## Exercise directions
Set out every line bearing the string "vmin".

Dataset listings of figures
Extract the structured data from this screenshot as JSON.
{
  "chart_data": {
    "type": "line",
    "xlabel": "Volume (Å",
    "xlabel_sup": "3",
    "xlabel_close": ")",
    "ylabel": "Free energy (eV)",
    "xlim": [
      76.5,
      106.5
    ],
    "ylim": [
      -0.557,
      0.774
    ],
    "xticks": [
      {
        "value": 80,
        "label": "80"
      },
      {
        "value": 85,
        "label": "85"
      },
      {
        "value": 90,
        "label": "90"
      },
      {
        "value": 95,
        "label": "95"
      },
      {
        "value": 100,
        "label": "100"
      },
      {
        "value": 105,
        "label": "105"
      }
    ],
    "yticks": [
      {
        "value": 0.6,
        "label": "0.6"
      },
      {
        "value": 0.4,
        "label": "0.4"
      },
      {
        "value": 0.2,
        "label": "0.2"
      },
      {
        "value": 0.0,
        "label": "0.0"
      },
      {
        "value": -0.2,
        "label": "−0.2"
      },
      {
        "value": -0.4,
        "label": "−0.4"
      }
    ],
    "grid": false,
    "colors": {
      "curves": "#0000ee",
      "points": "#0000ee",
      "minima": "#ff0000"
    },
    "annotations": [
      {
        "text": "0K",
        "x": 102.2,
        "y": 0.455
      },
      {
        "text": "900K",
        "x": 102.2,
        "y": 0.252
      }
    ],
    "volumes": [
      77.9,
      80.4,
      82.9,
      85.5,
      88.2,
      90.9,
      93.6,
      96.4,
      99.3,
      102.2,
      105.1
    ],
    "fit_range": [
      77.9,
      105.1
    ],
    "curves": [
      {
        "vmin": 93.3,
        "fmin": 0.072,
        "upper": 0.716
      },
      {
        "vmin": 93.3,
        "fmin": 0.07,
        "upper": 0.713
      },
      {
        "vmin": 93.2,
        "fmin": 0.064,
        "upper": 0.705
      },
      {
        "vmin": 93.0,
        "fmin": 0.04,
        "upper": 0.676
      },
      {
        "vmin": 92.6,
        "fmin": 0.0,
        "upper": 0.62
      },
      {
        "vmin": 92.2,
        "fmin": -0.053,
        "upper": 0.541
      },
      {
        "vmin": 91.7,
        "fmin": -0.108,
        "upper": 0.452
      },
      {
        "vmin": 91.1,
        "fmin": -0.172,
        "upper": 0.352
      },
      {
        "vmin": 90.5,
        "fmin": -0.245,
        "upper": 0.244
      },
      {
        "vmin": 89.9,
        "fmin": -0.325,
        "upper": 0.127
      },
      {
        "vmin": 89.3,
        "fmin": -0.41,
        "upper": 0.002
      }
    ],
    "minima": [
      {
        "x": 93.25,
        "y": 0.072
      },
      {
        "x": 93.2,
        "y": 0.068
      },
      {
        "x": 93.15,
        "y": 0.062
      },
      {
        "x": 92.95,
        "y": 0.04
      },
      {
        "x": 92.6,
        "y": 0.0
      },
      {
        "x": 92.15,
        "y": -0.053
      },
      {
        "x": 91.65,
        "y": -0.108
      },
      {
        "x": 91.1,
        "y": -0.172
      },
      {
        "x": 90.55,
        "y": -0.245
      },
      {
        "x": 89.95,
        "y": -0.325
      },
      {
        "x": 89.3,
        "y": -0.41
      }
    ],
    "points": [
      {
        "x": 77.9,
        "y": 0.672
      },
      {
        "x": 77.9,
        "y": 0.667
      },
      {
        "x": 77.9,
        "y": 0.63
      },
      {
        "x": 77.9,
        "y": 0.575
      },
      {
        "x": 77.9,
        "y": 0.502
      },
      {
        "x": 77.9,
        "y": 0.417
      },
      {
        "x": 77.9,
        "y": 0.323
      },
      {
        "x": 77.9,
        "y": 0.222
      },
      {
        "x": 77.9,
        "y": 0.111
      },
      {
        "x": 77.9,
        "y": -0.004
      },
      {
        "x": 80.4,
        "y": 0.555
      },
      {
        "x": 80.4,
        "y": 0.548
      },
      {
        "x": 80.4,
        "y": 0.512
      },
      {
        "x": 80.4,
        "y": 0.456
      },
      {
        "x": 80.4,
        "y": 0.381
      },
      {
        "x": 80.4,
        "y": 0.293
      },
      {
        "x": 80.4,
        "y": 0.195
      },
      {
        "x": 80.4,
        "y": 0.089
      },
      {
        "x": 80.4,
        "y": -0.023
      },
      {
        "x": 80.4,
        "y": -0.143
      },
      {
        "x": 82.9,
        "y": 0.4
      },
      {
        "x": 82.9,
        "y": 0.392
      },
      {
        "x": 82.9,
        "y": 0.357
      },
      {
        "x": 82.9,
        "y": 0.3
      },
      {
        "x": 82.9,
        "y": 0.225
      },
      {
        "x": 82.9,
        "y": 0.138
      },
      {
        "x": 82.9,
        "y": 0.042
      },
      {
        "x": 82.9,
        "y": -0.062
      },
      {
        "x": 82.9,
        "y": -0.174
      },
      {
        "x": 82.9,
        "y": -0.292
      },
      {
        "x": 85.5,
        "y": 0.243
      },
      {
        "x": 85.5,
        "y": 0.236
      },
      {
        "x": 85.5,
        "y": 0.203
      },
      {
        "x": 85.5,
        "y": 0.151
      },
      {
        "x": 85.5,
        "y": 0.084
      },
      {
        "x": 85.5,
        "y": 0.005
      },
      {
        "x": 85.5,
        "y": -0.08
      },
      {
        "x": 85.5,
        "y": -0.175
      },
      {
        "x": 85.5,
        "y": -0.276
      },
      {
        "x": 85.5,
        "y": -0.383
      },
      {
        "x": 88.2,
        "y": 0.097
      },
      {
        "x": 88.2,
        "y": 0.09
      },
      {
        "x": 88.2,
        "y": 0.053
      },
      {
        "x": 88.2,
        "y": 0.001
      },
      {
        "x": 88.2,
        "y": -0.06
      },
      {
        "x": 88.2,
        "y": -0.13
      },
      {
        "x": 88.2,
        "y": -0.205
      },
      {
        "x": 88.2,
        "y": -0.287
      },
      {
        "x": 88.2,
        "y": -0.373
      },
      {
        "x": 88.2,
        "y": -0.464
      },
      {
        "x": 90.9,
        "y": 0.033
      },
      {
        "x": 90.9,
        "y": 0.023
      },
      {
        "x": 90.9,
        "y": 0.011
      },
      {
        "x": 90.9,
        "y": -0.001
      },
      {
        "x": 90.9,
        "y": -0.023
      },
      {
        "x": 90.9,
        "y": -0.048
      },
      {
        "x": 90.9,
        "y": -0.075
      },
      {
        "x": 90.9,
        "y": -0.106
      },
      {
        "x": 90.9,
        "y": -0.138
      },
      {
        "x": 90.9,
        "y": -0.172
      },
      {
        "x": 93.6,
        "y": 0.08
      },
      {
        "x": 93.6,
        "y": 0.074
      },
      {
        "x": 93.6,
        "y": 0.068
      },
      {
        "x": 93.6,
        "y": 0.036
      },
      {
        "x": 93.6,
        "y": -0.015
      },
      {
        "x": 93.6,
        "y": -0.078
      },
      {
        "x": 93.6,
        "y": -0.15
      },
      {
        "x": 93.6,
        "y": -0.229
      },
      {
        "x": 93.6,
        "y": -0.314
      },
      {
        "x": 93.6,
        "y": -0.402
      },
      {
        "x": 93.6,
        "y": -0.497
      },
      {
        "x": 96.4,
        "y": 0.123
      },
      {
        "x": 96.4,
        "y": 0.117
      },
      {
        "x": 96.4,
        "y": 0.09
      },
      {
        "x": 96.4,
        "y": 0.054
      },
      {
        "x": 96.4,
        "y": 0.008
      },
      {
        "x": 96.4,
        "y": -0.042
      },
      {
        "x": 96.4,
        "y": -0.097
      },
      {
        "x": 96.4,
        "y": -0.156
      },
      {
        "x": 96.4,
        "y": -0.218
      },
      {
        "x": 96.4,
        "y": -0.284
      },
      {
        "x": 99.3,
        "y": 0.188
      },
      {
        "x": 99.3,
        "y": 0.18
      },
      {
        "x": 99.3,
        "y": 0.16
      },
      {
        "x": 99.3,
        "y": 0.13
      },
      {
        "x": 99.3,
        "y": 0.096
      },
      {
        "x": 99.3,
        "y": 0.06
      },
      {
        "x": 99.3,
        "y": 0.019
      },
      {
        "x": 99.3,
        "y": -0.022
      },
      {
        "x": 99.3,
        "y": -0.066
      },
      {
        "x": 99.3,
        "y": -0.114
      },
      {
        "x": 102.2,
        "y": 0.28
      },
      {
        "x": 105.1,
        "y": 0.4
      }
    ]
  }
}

## Answer to this exercise
        "vmin": 93.3,
        "vmin": 93.3,
        "vmin": 93.2,
        "vmin": 93.0,
        "vmin": 92.6,
        "vmin": 92.2,
        "vmin": 91.7,
        "vmin": 91.1,
        "vmin": 90.5,
        "vmin": 89.9,
        "vmin": 89.3,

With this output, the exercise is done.